**Entries from a dataset:**
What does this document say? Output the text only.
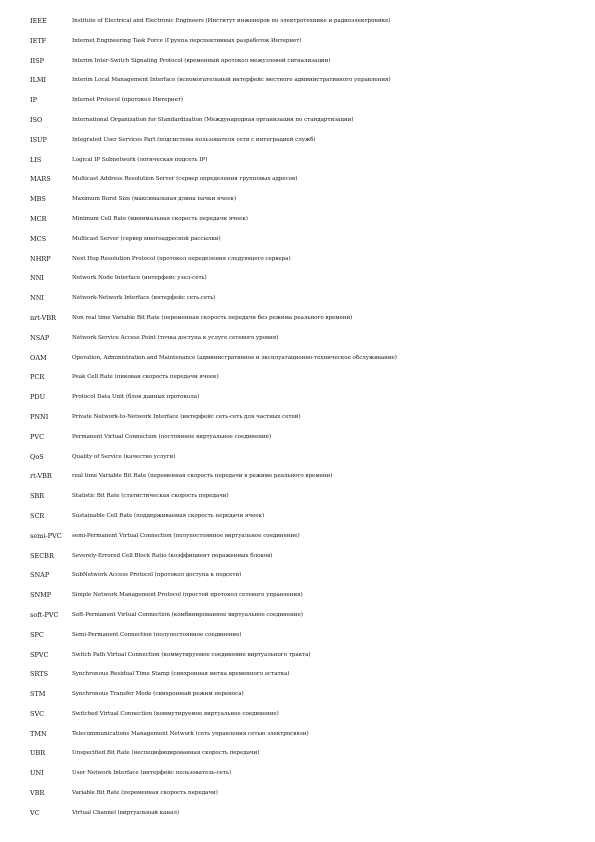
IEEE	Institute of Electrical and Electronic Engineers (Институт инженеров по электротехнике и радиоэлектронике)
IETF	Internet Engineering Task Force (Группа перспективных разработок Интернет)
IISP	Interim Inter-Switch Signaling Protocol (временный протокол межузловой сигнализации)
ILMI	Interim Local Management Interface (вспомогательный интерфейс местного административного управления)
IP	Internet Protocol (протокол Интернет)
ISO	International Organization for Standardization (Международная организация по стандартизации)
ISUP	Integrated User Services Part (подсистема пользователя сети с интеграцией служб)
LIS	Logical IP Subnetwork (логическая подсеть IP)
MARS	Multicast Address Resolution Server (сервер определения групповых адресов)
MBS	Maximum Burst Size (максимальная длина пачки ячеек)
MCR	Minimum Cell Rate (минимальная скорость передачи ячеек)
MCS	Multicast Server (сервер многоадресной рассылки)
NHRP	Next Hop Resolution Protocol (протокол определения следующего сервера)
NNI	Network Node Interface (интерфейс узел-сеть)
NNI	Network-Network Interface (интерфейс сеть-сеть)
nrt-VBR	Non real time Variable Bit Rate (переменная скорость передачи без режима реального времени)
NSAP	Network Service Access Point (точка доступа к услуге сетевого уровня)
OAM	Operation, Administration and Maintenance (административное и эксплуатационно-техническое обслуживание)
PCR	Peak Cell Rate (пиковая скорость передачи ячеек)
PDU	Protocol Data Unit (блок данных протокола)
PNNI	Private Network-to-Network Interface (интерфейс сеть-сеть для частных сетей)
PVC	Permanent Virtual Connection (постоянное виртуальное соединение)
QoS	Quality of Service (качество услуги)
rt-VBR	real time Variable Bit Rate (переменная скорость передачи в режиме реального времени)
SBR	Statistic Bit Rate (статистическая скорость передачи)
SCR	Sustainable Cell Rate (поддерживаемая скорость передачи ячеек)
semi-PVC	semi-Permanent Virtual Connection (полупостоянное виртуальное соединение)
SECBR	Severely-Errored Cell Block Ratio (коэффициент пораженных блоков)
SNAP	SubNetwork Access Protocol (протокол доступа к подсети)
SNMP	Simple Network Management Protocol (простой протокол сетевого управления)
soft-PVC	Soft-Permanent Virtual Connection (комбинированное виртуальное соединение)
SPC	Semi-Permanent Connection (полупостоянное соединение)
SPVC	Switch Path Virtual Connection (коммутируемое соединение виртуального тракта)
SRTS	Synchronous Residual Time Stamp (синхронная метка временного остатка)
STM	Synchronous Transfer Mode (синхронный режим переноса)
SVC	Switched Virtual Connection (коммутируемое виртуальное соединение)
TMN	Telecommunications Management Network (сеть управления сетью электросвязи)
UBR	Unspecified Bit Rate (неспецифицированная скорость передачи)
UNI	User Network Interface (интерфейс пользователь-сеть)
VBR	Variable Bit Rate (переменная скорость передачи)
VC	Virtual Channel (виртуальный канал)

--

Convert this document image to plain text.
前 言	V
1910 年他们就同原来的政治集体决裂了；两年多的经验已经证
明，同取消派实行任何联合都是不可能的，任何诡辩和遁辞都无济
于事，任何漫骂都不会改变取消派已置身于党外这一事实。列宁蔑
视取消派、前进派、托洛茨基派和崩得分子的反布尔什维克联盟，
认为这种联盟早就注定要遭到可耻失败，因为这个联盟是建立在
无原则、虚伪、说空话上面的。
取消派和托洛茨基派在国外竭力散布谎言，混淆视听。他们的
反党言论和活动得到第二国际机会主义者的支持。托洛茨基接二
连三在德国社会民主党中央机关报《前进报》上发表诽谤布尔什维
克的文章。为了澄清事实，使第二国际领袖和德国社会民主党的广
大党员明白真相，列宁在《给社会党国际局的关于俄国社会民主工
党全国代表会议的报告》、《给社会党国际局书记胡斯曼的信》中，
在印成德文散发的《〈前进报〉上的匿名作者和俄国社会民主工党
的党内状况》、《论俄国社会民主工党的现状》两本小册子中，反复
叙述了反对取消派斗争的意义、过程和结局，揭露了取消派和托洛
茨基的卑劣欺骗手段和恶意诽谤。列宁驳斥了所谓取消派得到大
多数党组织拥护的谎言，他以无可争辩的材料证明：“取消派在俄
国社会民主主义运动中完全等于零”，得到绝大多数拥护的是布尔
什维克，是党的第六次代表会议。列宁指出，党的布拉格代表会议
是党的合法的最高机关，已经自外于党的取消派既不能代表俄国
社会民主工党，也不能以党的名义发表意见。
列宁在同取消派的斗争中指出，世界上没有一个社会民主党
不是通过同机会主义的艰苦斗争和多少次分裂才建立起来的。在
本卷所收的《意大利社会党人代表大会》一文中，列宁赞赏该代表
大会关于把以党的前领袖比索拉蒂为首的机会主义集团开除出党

---

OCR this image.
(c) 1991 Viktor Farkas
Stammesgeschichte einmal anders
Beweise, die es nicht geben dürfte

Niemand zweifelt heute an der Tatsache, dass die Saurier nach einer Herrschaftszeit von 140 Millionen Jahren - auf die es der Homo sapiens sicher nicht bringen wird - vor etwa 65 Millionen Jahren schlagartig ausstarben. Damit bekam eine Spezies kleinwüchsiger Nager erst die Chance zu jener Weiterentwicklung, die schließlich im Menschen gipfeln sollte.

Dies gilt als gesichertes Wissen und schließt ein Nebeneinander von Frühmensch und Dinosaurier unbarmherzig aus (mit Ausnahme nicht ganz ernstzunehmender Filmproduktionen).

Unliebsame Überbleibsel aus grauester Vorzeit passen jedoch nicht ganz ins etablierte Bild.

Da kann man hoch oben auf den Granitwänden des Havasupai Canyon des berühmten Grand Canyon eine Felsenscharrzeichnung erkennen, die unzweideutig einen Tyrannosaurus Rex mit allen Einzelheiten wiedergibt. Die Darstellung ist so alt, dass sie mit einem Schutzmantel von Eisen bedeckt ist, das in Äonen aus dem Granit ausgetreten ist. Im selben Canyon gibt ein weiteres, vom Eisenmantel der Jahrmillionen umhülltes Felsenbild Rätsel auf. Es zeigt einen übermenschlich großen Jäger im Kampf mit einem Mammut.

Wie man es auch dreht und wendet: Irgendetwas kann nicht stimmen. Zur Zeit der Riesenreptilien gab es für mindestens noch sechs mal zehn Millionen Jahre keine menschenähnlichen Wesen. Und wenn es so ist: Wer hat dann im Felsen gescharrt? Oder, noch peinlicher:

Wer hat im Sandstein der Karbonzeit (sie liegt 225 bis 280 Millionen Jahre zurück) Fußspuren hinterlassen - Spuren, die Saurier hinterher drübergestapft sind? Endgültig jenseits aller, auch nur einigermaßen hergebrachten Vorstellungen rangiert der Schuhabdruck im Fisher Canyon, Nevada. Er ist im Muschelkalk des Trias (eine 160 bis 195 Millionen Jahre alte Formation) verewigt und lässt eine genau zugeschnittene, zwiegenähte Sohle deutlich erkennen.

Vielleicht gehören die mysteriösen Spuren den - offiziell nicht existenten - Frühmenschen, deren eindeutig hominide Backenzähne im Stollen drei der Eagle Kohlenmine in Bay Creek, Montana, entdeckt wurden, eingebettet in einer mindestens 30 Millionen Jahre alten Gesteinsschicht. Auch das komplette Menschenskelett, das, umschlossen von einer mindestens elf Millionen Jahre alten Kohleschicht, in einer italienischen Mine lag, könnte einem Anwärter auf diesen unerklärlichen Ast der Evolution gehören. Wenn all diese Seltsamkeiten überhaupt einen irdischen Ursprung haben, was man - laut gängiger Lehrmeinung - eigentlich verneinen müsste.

**PROBLEM DETAILS:**
Locate all lines that include the word "полупостоянное" and copy them out.

**WRITTEN SOLUTION:**
semi-PVC	semi-Permanent Virtual Connection (полупостоянное виртуальное соединение)
SPC	Semi-Permanent Connection (полупостоянное соединение)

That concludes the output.